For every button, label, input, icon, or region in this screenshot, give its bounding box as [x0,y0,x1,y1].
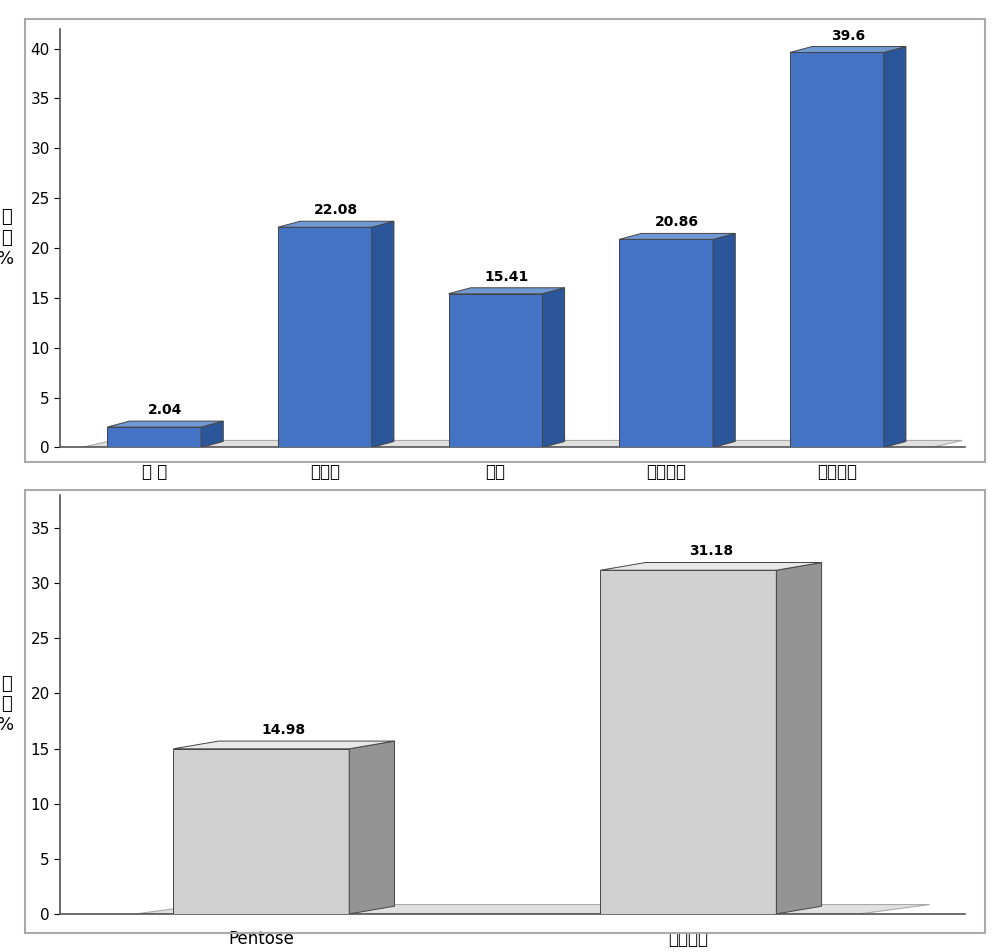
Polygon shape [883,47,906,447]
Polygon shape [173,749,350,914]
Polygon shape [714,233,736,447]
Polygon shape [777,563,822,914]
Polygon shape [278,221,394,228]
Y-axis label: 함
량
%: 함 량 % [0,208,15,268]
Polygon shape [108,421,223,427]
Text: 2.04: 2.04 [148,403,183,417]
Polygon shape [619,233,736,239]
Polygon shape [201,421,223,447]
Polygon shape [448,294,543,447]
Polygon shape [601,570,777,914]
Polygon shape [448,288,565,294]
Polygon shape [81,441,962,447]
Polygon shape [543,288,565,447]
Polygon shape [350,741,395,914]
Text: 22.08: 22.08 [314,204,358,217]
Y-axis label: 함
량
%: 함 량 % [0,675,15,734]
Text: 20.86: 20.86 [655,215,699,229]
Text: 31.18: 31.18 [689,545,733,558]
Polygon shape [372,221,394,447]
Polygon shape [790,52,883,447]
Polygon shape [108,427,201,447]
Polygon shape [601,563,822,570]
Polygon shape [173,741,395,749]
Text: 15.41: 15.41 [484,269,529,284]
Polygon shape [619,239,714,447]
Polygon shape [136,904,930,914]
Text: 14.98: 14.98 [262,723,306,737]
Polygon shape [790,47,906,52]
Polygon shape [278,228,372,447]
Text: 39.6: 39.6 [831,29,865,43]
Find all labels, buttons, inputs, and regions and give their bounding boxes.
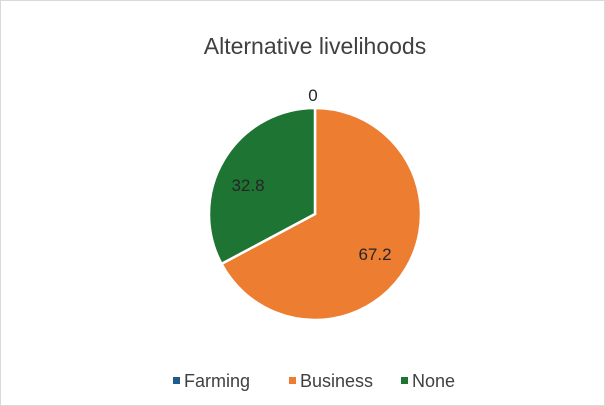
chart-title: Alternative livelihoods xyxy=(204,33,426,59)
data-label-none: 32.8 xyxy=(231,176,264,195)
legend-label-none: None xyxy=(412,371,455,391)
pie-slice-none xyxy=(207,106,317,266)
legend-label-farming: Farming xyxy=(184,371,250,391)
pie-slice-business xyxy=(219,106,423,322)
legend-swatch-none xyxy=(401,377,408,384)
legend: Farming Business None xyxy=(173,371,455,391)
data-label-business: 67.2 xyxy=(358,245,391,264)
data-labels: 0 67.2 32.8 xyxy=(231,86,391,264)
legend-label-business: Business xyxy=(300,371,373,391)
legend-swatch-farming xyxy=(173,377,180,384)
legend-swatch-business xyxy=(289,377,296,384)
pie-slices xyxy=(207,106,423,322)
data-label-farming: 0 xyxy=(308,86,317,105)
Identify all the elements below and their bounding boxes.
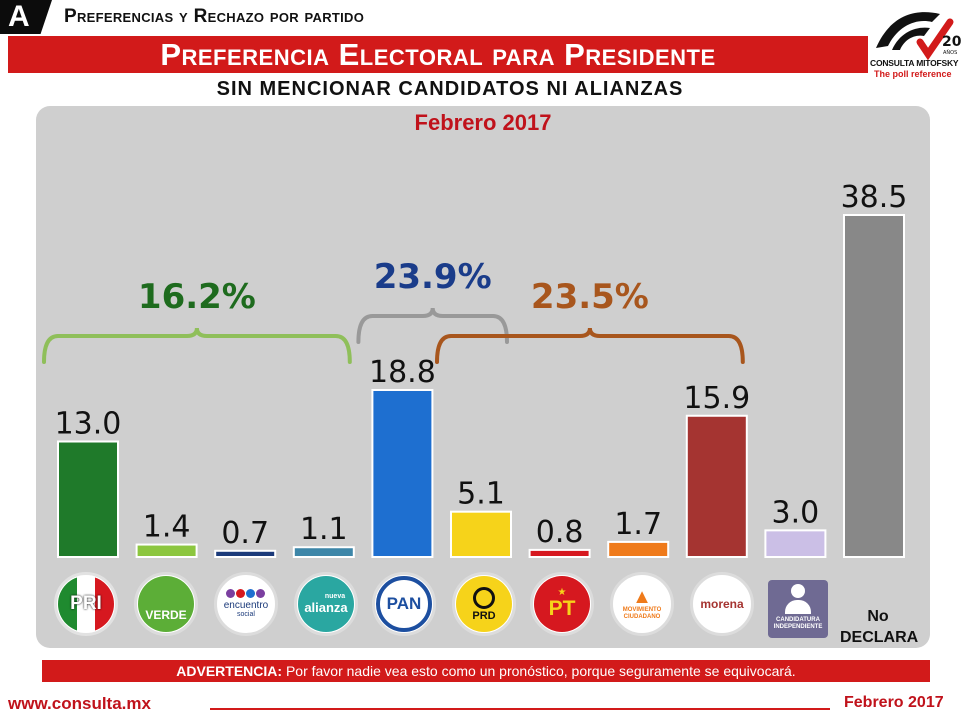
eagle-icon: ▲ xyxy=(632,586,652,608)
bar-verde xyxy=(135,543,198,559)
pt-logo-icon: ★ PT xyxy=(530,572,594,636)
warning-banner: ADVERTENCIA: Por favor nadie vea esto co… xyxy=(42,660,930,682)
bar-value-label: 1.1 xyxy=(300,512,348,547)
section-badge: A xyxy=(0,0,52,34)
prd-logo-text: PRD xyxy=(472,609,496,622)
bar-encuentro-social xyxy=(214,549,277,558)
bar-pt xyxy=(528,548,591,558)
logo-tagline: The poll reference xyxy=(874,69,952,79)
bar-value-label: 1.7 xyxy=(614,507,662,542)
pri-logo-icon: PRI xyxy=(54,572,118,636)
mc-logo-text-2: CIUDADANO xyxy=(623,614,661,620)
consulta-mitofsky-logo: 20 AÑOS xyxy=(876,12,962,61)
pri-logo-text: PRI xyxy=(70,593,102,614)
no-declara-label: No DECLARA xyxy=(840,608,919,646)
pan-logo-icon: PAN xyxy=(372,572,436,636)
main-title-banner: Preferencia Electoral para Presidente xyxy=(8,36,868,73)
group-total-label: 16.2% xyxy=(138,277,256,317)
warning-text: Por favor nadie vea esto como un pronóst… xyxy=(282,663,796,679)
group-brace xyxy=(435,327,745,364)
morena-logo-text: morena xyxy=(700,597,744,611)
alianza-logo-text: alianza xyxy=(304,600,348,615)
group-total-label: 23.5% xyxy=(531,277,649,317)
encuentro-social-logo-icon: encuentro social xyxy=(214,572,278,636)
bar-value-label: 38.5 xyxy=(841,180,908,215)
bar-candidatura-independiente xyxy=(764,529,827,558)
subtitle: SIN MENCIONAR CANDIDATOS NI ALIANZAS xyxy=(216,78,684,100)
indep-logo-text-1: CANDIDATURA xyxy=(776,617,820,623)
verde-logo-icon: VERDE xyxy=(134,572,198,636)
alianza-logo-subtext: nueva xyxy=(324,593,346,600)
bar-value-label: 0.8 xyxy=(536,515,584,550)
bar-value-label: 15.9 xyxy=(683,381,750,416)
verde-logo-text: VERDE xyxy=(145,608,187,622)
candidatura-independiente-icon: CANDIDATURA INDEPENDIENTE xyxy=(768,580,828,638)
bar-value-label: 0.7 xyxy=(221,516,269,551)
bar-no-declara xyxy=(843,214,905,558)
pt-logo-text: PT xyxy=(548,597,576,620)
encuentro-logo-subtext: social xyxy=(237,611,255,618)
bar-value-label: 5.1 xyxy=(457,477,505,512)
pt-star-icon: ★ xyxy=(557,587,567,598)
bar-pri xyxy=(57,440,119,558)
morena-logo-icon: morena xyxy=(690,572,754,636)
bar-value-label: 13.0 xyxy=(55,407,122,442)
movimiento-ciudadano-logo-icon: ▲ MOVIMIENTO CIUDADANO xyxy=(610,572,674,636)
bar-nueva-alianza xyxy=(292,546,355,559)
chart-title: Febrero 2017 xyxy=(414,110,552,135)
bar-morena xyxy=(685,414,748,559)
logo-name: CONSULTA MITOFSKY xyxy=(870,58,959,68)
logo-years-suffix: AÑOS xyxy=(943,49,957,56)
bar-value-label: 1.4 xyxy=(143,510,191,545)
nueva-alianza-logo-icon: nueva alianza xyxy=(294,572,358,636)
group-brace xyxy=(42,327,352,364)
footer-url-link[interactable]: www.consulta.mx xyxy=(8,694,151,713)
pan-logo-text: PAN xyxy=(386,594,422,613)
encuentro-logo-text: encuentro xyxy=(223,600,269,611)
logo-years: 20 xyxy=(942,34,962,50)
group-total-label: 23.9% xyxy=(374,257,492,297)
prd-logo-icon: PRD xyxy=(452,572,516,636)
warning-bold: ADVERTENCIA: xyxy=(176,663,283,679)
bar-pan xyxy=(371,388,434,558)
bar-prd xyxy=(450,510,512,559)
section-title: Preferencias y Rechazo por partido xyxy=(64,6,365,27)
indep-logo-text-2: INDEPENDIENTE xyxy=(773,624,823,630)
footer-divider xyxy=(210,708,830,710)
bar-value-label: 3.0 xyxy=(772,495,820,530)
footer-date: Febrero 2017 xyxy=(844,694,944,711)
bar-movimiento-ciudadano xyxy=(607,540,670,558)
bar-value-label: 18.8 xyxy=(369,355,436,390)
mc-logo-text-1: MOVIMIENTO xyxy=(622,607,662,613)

·····

### TASK DETAILS
Format the part of the listing that opens with the line containing "Polygon shape [883,47,906,447]" and closes with the line containing "Polygon shape [601,570,777,914]" as a numbered list, with any blank lines left out.

### ANSWER TO THE PROBLEM
1. Polygon shape [883,47,906,447]
2. Polygon shape [173,749,350,914]
3. Polygon shape [714,233,736,447]
4. Polygon shape [777,563,822,914]
5. Polygon shape [278,221,394,228]
6. Y-axis label: 함
7. 량
8. %: 함 량 % [0,208,15,268]
9. Polygon shape [108,421,223,427]
10. Text: 2.04: 2.04 [148,403,183,417]
11. Polygon shape [619,233,736,239]
12. Polygon shape [201,421,223,447]
13. Polygon shape [448,294,543,447]
14. Polygon shape [601,570,777,914]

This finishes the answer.